# [What you should do]
Examine each line of the data. Copy those that contain the string "группа".

(Collected data entries)
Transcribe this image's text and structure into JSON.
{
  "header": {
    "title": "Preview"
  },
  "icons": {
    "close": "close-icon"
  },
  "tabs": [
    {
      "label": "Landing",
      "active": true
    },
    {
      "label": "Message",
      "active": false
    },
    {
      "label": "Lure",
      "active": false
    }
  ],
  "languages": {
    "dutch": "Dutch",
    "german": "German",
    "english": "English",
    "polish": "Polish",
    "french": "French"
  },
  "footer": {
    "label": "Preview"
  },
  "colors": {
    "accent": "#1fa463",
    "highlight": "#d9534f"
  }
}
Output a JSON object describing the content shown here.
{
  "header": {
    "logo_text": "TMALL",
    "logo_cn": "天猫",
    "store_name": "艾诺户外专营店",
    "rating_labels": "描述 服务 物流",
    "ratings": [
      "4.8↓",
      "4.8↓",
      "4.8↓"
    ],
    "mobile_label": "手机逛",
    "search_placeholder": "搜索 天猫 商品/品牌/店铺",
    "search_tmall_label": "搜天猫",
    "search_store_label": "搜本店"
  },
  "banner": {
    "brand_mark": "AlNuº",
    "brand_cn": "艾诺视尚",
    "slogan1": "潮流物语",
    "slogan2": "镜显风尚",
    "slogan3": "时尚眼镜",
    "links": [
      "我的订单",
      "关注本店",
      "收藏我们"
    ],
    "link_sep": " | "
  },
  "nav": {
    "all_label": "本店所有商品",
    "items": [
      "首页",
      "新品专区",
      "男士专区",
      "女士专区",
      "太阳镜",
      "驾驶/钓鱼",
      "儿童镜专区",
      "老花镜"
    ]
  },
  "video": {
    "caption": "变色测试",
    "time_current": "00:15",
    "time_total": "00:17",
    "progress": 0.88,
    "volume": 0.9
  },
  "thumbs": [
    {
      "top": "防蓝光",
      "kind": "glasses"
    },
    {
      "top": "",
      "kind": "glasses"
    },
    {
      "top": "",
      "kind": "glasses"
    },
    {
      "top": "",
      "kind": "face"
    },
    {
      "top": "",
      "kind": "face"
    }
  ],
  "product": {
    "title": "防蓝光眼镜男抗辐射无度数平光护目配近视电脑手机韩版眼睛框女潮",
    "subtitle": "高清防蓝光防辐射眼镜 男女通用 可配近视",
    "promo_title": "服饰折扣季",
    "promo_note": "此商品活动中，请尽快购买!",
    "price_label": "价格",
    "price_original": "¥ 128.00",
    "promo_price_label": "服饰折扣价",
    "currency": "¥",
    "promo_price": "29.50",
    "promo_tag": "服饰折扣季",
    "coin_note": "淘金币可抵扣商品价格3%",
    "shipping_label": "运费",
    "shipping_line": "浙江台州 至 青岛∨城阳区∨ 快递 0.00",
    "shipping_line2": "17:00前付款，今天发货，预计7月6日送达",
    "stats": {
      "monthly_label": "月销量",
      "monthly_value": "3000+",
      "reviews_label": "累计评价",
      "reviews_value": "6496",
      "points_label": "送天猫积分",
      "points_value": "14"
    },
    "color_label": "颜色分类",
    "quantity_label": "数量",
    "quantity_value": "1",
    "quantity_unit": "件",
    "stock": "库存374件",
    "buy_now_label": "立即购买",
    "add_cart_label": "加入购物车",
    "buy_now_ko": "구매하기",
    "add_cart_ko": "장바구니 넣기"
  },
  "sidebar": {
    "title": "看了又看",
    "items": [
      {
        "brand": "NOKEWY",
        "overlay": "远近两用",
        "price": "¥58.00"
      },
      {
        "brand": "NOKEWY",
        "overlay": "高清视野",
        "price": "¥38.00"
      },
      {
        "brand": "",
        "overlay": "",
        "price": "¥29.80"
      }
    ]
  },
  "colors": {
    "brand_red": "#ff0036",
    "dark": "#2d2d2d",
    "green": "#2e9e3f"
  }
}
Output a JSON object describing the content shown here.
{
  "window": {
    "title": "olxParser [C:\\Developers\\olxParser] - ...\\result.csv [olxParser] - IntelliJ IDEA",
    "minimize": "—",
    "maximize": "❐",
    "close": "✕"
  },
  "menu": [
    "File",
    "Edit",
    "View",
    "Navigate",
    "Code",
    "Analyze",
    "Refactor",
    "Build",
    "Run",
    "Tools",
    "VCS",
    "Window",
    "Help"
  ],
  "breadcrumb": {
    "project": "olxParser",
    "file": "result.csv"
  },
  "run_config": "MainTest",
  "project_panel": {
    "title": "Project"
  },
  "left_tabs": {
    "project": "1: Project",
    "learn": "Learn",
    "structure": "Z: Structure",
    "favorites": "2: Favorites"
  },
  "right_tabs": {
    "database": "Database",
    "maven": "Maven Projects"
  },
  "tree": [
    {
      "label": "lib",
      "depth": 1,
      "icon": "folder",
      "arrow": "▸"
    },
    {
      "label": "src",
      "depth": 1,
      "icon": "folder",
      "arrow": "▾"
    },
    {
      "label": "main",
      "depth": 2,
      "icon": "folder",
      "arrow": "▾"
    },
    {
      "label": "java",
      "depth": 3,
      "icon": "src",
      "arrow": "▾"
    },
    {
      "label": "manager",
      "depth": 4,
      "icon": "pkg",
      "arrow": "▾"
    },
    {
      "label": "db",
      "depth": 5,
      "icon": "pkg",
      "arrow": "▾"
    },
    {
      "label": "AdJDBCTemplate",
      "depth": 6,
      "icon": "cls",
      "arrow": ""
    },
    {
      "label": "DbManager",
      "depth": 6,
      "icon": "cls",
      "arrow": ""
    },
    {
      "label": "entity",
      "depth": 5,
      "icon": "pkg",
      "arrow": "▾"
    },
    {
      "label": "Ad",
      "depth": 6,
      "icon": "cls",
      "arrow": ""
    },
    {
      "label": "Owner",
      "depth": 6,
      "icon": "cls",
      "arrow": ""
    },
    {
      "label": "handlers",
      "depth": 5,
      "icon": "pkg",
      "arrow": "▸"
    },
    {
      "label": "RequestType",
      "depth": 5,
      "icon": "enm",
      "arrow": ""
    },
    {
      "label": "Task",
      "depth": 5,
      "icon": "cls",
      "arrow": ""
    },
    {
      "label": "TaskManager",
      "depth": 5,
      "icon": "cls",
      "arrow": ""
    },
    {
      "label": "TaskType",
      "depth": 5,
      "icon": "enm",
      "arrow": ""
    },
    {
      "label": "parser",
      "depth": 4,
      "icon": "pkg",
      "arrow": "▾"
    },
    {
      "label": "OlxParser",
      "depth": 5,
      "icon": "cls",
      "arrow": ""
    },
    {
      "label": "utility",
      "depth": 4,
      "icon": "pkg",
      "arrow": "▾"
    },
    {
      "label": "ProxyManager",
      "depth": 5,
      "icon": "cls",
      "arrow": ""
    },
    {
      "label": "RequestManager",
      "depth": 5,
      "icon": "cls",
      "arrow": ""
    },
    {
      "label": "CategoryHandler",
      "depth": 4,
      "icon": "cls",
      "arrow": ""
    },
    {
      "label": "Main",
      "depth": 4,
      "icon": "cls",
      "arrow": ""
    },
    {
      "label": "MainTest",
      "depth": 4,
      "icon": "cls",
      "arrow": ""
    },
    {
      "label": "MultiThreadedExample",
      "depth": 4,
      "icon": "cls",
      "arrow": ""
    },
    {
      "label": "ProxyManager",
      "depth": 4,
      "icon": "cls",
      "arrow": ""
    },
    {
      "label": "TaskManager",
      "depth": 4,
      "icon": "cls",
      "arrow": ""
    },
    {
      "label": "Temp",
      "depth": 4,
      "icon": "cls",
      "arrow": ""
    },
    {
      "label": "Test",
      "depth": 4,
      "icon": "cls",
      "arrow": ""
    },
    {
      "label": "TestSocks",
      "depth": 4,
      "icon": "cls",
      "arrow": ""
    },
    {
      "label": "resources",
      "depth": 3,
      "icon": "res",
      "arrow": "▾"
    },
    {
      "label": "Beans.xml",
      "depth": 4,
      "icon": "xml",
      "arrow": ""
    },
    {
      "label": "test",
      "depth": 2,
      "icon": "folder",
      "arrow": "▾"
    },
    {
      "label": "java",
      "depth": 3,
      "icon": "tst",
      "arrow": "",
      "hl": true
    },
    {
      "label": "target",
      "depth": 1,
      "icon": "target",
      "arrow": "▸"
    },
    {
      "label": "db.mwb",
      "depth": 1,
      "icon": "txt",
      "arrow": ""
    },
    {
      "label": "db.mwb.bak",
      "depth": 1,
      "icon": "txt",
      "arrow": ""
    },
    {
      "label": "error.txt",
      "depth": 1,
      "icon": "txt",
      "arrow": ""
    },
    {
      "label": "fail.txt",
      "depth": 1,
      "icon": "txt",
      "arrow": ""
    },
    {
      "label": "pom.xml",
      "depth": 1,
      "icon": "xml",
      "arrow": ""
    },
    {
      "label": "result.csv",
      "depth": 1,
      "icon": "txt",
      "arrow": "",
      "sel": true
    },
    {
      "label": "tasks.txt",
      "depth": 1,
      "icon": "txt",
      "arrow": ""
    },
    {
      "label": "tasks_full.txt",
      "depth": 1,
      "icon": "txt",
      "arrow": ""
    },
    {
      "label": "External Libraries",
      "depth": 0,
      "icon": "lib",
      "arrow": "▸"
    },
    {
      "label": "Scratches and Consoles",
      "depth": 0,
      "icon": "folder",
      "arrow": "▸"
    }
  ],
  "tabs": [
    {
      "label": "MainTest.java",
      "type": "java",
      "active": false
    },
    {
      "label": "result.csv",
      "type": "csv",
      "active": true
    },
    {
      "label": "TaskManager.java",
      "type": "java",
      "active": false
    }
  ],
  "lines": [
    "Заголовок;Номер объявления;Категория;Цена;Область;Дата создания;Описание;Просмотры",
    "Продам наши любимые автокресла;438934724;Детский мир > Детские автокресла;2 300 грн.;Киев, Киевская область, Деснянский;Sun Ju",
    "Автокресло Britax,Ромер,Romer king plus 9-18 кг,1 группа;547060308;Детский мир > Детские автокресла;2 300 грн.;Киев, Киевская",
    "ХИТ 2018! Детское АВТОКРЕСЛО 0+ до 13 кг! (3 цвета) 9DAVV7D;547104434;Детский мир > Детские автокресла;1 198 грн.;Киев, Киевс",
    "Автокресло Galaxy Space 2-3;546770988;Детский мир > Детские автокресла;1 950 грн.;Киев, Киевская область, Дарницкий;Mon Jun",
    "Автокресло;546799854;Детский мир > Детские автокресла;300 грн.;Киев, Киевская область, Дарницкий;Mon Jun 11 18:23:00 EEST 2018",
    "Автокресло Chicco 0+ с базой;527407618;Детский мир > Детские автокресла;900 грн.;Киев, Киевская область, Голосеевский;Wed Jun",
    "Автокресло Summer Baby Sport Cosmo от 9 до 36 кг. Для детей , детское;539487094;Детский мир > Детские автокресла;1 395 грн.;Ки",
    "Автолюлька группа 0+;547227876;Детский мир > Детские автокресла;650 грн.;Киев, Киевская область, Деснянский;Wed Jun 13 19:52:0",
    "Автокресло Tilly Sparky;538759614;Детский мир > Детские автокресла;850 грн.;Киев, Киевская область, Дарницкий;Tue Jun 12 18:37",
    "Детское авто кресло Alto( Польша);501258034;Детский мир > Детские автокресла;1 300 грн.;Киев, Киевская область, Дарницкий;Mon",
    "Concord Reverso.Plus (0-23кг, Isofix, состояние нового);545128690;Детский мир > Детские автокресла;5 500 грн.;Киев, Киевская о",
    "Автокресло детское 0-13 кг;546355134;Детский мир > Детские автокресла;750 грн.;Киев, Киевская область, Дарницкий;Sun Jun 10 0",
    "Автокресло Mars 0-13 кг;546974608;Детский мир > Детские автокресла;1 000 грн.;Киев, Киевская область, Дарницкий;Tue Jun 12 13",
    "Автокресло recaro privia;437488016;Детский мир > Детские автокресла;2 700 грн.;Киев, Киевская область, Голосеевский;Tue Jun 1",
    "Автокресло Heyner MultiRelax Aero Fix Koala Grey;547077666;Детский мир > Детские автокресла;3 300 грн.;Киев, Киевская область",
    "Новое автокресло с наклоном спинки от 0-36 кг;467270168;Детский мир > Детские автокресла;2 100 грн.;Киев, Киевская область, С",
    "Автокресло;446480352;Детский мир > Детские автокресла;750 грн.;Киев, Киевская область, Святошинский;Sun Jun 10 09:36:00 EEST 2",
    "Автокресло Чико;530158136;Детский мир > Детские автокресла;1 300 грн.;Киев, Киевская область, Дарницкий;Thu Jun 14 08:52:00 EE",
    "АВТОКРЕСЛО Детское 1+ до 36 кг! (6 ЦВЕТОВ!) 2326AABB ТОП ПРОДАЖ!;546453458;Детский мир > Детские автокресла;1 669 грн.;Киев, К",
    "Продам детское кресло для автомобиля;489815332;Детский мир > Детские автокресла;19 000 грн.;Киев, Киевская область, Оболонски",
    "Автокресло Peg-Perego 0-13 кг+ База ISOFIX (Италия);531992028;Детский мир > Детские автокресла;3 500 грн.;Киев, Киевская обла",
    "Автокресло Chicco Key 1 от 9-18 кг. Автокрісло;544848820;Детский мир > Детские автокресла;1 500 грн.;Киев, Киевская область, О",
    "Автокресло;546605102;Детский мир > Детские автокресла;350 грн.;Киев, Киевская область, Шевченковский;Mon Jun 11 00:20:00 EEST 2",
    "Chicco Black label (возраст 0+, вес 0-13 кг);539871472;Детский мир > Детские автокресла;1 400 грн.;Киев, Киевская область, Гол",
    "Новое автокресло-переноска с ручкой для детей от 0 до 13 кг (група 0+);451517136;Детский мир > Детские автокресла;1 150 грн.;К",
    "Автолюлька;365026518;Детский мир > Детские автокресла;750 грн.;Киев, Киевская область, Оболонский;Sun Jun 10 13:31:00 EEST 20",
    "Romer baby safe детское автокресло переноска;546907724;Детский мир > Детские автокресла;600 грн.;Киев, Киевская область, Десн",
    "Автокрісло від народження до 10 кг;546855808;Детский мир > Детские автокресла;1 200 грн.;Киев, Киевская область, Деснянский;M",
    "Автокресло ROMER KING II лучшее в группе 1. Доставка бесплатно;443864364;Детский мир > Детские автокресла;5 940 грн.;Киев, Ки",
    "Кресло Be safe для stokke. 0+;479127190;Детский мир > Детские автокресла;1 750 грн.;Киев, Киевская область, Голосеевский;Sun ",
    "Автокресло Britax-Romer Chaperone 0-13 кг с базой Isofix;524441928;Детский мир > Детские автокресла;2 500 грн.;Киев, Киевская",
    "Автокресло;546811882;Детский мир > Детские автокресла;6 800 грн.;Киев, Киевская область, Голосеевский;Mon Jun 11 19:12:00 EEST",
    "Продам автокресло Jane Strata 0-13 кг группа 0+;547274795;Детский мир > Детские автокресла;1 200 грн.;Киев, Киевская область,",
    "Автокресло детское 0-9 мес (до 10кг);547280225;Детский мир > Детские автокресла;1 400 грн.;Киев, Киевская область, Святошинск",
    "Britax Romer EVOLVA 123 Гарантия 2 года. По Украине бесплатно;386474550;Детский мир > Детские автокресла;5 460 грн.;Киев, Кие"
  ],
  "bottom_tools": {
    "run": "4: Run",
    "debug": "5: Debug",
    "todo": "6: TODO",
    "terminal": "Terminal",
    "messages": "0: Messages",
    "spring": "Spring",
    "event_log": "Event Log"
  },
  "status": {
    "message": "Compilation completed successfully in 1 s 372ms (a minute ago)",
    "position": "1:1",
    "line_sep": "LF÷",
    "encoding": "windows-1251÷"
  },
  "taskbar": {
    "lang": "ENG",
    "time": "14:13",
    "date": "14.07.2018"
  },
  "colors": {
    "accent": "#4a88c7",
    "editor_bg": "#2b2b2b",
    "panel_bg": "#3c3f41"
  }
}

# [Solution for this exercise]
    "Автокресло Britax,Ромер,Romer king plus 9-18 кг,1 группа;547060308;Детский мир > Детские автокресла;2 300 грн.;Киев, Киевская",
    "Автолюлька группа 0+;547227876;Детский мир > Детские автокресла;650 грн.;Киев, Киевская область, Деснянский;Wed Jun 13 19:52:0",
    "Продам автокресло Jane Strata 0-13 кг группа 0+;547274795;Детский мир > Детские автокресла;1 200 грн.;Киев, Киевская область,",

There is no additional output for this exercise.